[EXERCISE GOAL]
Write out everything from the first line down to the line "In FIG. 11, the plate 7 is at (278, 363).", both ends included, with no changes.

[GIVEN DATA]
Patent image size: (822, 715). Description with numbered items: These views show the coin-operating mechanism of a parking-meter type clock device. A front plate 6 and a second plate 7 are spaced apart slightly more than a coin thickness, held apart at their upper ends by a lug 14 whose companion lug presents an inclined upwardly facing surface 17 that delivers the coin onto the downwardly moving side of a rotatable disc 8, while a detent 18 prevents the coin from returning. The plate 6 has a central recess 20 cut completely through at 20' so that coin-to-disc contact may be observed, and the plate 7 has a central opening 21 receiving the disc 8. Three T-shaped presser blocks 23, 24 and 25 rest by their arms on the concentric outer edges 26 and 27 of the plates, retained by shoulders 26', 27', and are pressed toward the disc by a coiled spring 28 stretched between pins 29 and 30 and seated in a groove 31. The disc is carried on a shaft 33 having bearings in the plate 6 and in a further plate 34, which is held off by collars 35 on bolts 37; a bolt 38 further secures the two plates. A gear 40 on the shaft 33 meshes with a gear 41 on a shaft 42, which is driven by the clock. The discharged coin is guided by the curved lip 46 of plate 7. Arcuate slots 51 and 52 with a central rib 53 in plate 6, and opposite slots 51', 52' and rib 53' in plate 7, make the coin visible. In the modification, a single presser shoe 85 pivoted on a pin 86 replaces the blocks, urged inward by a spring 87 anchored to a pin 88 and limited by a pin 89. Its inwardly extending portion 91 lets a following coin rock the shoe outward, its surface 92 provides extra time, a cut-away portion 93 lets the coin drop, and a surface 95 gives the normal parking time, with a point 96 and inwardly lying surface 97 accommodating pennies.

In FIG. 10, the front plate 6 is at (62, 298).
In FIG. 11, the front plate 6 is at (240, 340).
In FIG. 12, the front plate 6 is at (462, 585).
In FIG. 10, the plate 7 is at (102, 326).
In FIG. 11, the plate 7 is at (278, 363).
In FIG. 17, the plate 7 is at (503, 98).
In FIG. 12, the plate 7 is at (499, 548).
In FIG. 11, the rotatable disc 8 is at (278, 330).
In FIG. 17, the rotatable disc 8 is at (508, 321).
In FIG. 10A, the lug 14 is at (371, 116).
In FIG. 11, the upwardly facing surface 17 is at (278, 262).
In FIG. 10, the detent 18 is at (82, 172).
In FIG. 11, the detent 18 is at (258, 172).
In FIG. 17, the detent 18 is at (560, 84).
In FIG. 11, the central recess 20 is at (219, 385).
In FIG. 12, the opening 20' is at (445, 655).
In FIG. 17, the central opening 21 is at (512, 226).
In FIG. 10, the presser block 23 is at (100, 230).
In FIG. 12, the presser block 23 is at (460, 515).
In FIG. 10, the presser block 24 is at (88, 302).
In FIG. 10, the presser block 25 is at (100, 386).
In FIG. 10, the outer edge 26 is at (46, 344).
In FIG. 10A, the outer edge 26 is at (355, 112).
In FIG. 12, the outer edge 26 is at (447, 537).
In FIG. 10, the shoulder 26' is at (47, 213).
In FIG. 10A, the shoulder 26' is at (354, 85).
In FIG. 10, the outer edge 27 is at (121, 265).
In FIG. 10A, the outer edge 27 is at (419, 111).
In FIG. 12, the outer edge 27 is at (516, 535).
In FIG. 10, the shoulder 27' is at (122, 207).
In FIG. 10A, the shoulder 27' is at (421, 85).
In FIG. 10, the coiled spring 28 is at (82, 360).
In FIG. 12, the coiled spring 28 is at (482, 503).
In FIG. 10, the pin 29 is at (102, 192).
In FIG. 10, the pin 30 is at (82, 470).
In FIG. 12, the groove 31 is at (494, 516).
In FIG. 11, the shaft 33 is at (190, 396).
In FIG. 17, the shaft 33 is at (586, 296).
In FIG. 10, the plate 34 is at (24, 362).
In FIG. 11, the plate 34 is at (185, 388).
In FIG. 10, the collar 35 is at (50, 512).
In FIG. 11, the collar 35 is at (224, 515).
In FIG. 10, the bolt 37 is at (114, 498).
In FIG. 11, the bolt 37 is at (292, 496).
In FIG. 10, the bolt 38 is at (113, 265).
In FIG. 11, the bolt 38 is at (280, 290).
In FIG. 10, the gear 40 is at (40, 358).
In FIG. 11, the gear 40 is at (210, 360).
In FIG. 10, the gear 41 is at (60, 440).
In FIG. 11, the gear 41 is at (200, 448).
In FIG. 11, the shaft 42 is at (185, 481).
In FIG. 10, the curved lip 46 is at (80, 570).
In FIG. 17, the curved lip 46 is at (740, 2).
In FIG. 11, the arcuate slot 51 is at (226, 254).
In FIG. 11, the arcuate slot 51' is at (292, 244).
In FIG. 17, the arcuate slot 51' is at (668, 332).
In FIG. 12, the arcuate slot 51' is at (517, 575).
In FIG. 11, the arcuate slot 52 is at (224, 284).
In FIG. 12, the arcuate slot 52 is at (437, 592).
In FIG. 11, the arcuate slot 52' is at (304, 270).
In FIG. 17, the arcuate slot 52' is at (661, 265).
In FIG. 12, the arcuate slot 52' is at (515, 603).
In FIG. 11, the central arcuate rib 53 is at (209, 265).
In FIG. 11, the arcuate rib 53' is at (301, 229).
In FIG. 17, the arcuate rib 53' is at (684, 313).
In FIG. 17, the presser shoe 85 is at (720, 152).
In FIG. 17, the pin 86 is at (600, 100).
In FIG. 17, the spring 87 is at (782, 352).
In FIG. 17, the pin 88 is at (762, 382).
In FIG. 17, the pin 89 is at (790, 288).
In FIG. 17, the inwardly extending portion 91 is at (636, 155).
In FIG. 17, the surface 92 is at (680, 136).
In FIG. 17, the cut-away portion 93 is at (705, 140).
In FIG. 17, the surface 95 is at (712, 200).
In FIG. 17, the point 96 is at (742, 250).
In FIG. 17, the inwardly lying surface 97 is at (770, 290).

[WRITTEN REPLY]
Patent image size: (822, 715). Description with numbered items: These views show the coin-operating mechanism of a parking-meter type clock device. A front plate 6 and a second plate 7 are spaced apart slightly more than a coin thickness, held apart at their upper ends by a lug 14 whose companion lug presents an inclined upwardly facing surface 17 that delivers the coin onto the downwardly moving side of a rotatable disc 8, while a detent 18 prevents the coin from returning. The plate 6 has a central recess 20 cut completely through at 20' so that coin-to-disc contact may be observed, and the plate 7 has a central opening 21 receiving the disc 8. Three T-shaped presser blocks 23, 24 and 25 rest by their arms on the concentric outer edges 26 and 27 of the plates, retained by shoulders 26', 27', and are pressed toward the disc by a coiled spring 28 stretched between pins 29 and 30 and seated in a groove 31. The disc is carried on a shaft 33 having bearings in the plate 6 and in a further plate 34, which is held off by collars 35 on bolts 37; a bolt 38 further secures the two plates. A gear 40 on the shaft 33 meshes with a gear 41 on a shaft 42, which is driven by the clock. The discharged coin is guided by the curved lip 46 of plate 7. Arcuate slots 51 and 52 with a central rib 53 in plate 6, and opposite slots 51', 52' and rib 53' in plate 7, make the coin visible. In the modification, a single presser shoe 85 pivoted on a pin 86 replaces the blocks, urged inward by a spring 87 anchored to a pin 88 and limited by a pin 89. Its inwardly extending portion 91 lets a following coin rock the shoe outward, its surface 92 provides extra time, a cut-away portion 93 lets the coin drop, and a surface 95 gives the normal parking time, with a point 96 and inwardly lying surface 97 accommodating pennies.

In FIG. 10, the front plate 6 is at (62, 298).
In FIG. 11, the front plate 6 is at (240, 340).
In FIG. 12, the front plate 6 is at (462, 585).
In FIG. 10, the plate 7 is at (102, 326).
In FIG. 11, the plate 7 is at (278, 363).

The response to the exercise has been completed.